— Begin EXTRACTED ENTRIES —

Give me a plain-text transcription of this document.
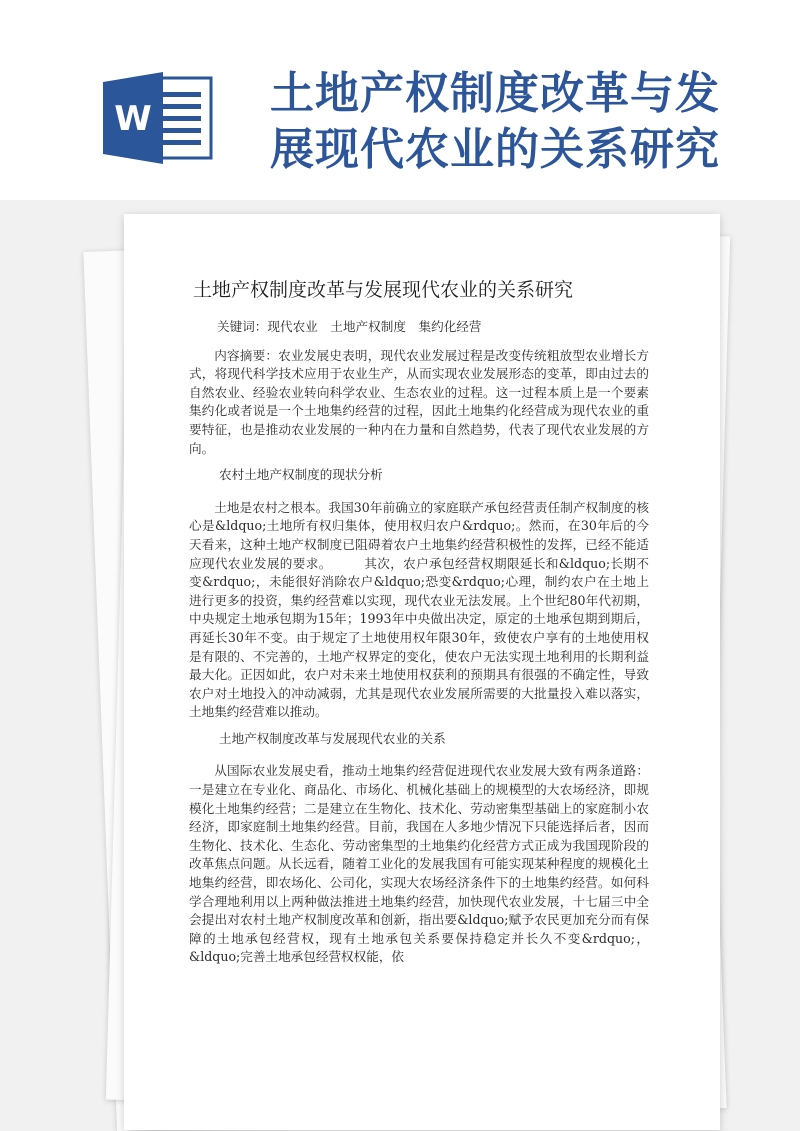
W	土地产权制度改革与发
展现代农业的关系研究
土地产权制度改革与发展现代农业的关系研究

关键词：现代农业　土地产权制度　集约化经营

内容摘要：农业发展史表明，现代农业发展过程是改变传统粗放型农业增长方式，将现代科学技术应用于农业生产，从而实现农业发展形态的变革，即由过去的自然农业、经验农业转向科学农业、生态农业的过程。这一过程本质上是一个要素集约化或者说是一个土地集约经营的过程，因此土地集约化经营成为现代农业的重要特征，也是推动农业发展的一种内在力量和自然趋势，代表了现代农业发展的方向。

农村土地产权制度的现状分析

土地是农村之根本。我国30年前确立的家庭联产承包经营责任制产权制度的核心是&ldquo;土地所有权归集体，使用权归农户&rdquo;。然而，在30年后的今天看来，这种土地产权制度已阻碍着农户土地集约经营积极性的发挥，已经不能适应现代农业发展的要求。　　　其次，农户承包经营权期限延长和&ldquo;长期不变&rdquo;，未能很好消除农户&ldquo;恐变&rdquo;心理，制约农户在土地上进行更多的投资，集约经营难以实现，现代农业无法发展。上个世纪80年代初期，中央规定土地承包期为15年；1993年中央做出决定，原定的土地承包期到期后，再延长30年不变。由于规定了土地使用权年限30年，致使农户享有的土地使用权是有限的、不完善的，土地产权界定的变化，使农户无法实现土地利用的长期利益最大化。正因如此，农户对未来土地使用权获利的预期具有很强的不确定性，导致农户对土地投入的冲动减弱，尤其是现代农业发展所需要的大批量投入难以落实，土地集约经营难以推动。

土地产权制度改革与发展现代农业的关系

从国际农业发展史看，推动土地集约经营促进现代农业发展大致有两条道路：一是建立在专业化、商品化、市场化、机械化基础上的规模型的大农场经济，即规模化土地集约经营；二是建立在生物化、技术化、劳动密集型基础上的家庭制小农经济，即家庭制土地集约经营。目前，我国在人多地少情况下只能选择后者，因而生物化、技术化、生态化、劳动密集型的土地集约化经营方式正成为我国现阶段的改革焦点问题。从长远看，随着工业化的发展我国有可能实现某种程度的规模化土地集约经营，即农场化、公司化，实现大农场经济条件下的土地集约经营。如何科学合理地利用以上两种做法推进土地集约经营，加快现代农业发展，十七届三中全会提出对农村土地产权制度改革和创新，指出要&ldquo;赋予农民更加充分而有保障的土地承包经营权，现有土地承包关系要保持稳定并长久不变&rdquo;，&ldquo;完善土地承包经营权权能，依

— End EXTRACTED ENTRIES —
— Begin EXTRACTED ENTRIES —

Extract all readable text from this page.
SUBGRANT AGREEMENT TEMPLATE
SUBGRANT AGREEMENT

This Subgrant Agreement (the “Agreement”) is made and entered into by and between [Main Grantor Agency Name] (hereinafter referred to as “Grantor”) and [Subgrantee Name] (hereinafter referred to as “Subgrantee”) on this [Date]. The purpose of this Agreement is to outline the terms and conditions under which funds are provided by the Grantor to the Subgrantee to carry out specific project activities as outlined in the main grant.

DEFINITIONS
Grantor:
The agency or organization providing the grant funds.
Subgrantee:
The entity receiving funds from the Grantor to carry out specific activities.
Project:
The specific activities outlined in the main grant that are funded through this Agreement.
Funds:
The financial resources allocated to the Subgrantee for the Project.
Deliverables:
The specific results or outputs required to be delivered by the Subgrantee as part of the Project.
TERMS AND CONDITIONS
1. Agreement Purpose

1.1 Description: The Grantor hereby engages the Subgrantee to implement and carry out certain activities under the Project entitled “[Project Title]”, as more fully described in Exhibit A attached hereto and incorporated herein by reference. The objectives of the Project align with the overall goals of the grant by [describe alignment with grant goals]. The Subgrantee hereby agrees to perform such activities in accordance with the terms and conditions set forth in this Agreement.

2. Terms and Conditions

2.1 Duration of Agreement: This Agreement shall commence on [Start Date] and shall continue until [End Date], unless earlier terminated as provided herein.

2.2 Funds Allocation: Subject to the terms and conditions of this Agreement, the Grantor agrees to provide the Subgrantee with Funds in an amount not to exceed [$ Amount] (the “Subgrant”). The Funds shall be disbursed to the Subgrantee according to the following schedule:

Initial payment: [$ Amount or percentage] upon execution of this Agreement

— End EXTRACTED ENTRIES —

▶ YOUR TASK: Go through the listing above and locate each line that holds the word "shall". Copy those lines.

▶ THE ANSWER:
2.1 Duration of Agreement: This Agreement shall commence on [Start Date] and shall continue until [End Date], unless earlier terminated as provided herein.
2.2 Funds Allocation: Subject to the terms and conditions of this Agreement, the Grantor agrees to provide the Subgrantee with Funds in an amount not to exceed [$ Amount] (the “Subgrant”). The Funds shall be disbursed to the Subgrantee according to the following schedule:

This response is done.